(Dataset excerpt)
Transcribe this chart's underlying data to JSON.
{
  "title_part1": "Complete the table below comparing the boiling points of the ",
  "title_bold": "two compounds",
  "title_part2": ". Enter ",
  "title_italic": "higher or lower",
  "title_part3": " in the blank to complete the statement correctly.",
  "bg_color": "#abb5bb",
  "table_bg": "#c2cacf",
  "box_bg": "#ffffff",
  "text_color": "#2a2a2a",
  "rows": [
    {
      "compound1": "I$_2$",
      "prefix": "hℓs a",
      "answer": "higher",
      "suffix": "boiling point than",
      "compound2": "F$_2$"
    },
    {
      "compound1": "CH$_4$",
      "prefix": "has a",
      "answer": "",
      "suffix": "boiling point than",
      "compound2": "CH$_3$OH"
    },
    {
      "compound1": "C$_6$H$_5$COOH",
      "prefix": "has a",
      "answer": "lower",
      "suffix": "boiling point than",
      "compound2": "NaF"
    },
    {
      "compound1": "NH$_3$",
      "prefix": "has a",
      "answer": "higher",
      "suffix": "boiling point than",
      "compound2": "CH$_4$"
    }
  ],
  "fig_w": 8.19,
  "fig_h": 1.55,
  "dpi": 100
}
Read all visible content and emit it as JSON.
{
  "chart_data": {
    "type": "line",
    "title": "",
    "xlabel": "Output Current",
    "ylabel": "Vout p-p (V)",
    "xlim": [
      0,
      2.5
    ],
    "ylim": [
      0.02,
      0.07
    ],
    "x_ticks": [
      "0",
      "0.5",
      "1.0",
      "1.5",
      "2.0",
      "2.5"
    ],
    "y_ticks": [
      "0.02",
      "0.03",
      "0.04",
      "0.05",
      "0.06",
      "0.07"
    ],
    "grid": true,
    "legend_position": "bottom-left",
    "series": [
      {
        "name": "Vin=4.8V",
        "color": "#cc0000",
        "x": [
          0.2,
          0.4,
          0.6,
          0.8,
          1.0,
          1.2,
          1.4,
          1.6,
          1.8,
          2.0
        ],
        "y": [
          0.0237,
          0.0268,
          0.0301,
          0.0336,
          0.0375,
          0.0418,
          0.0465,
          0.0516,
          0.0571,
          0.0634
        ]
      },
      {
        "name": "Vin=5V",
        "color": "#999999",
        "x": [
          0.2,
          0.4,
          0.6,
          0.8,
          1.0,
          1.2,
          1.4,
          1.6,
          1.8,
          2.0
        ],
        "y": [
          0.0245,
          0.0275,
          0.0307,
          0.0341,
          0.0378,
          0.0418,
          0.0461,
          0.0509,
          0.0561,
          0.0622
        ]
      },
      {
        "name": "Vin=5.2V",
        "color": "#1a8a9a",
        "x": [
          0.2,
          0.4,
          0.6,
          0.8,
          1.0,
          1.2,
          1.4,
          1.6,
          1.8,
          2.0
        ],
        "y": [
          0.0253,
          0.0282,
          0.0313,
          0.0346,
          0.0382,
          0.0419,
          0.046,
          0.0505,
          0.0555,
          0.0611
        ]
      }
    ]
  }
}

### Exercise goal
Read through the entries and copy each line in which "lower" appears.

### The response
  "title_italic": "higher or lower",
      "answer": "lower",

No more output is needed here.